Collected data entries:
*****
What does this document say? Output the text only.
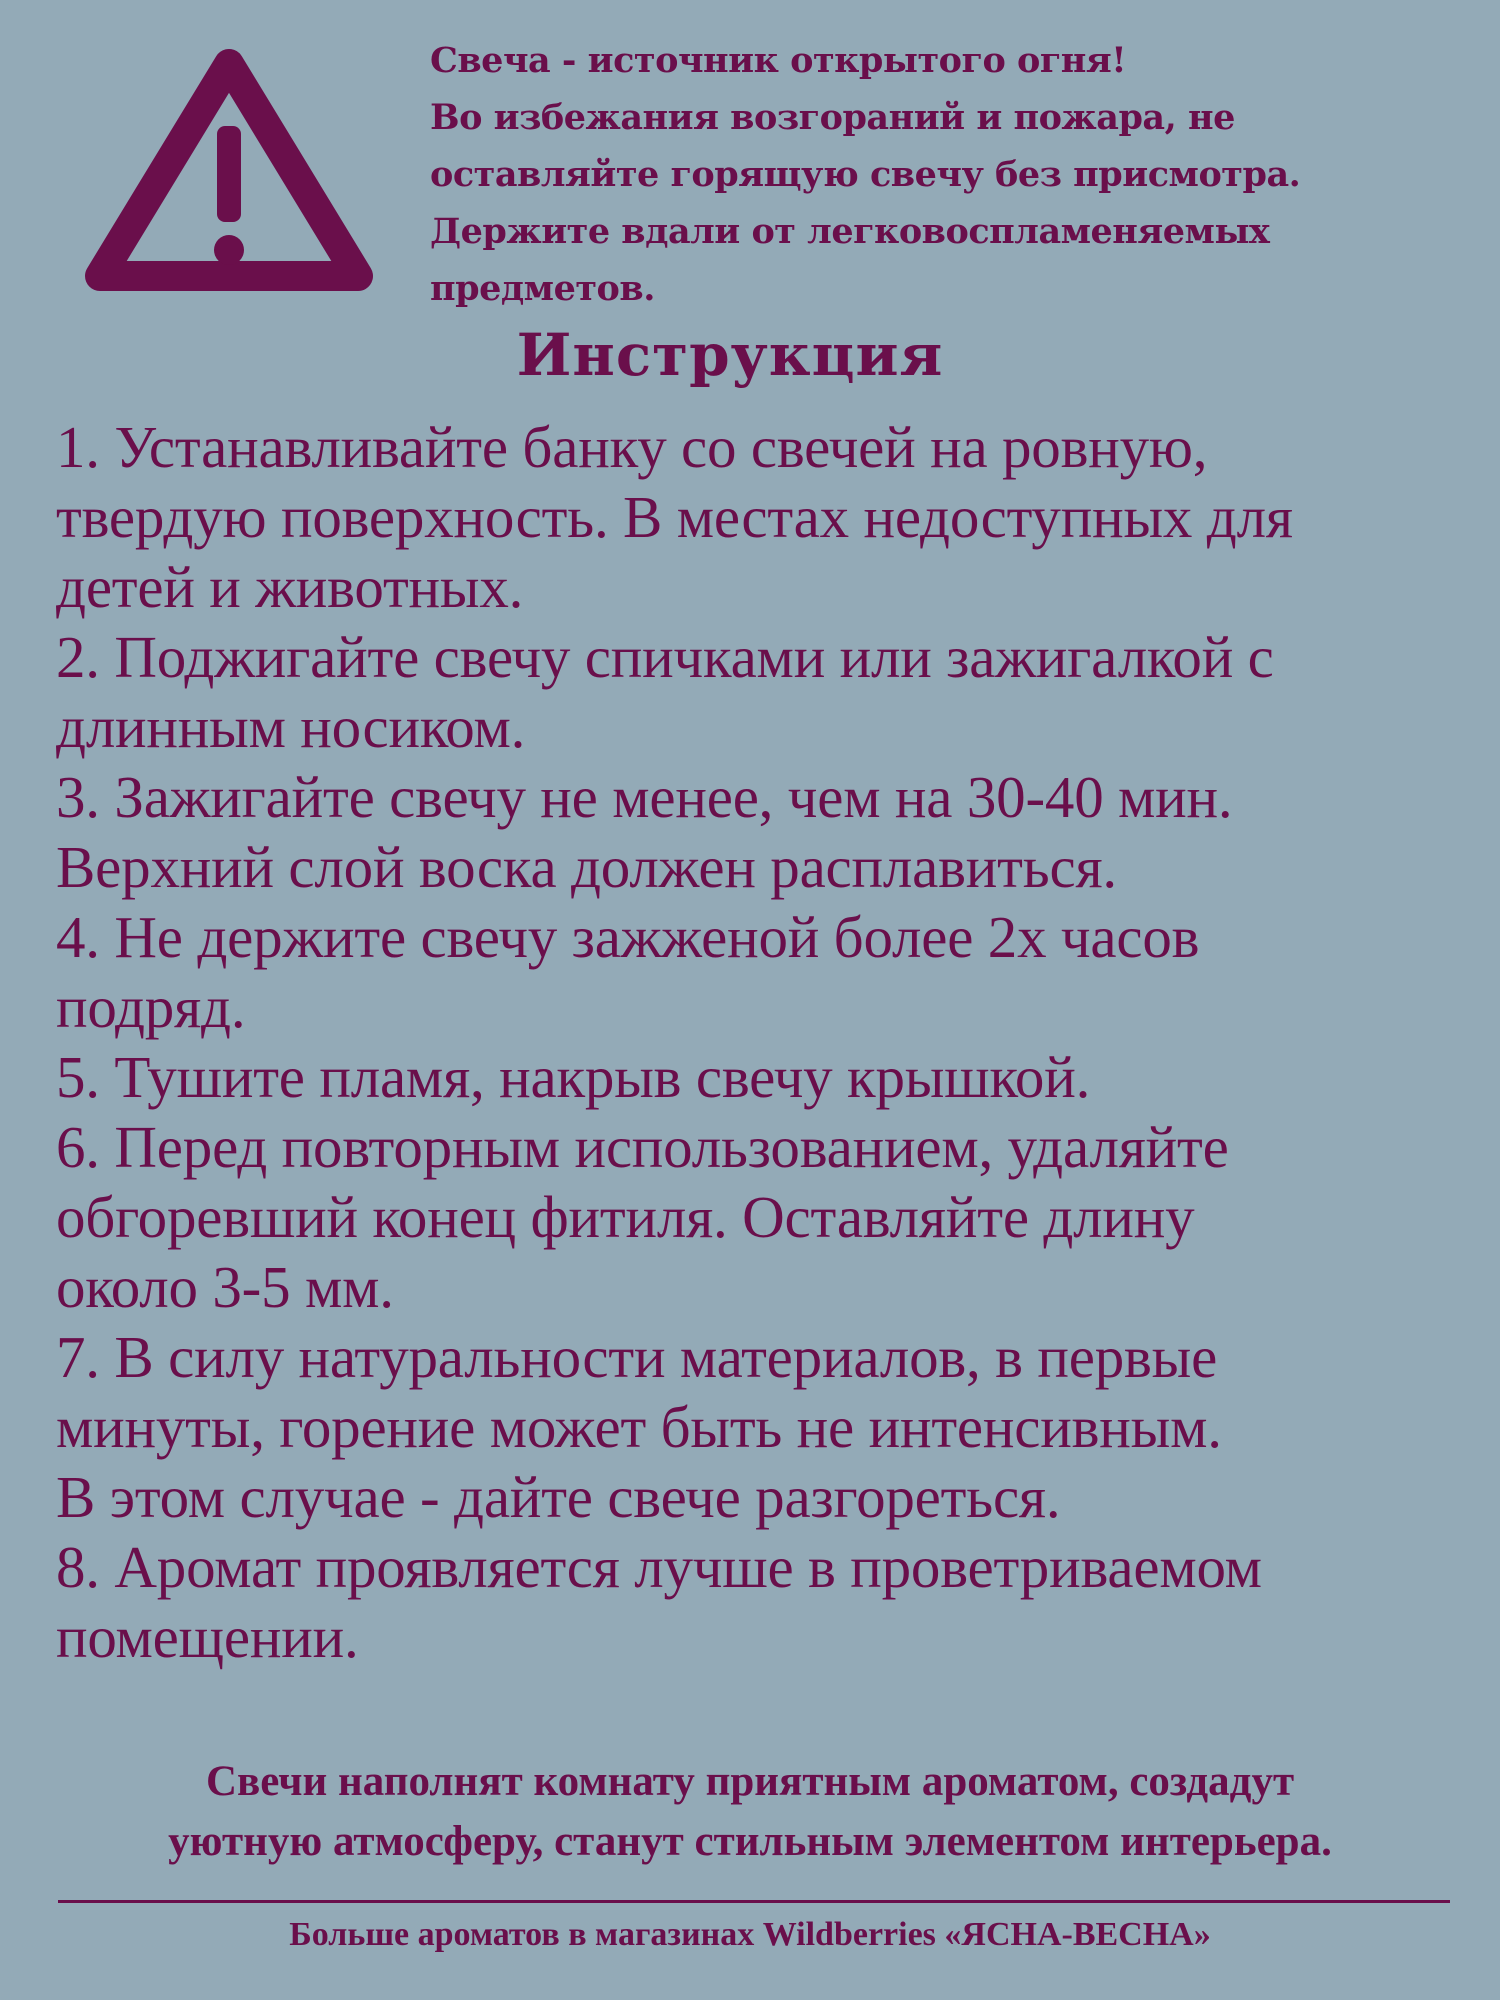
Свеча - источник открытого огня!
Во избежания возгораний и пожара, не
оставляйте горящую свечу без присмотра.
Держите вдали от легковоспламеняемых
предметов.
Инструкция
1. Устанавливайте банку со свечей на ровную,
твердую поверхность. В местах недоступных для
детей и животных.
2. Поджигайте свечу спичками или зажигалкой с
длинным носиком.
3. Зажигайте свечу не менее, чем на 30-40 мин.
Верхний слой воска должен расплавиться.
4. Не держите свечу зажженой более 2х часов
подряд.
5. Тушите пламя, накрыв свечу крышкой.
6. Перед повторным использованием, удаляйте
обгоревший конец фитиля. Оставляйте длину
около 3-5 мм.
7. В силу натуральности материалов, в первые
минуты, горение может быть не интенсивным.
В этом случае - дайте свече разгореться.
8. Аромат проявляется лучше в проветриваемом
помещении.
Свечи наполнят комнату приятным ароматом, создадут
уютную атмосферу, станут стильным элементом интерьера.
Больше ароматов в магазинах Wildberries «ЯСНА-ВЕСНА»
*****
#### Problem description
In your copy of the records, include no pictures; repeat everything else exactly.

#### Task solution
What does this document say? Output the text only.
Свеча - источник открытого огня!
Во избежания возгораний и пожара, не
оставляйте горящую свечу без присмотра.
Держите вдали от легковоспламеняемых
предметов.
Инструкция
1. Устанавливайте банку со свечей на ровную,
твердую поверхность. В местах недоступных для
детей и животных.
2. Поджигайте свечу спичками или зажигалкой с
длинным носиком.
3. Зажигайте свечу не менее, чем на 30-40 мин.
Верхний слой воска должен расплавиться.
4. Не держите свечу зажженой более 2х часов
подряд.
5. Тушите пламя, накрыв свечу крышкой.
6. Перед повторным использованием, удаляйте
обгоревший конец фитиля. Оставляйте длину
около 3-5 мм.
7. В силу натуральности материалов, в первые
минуты, горение может быть не интенсивным.
В этом случае - дайте свече разгореться.
8. Аромат проявляется лучше в проветриваемом
помещении.
Свечи наполнят комнату приятным ароматом, создадут
уютную атмосферу, станут стильным элементом интерьера.
Больше ароматов в магазинах Wildberries «ЯСНА-ВЕСНА»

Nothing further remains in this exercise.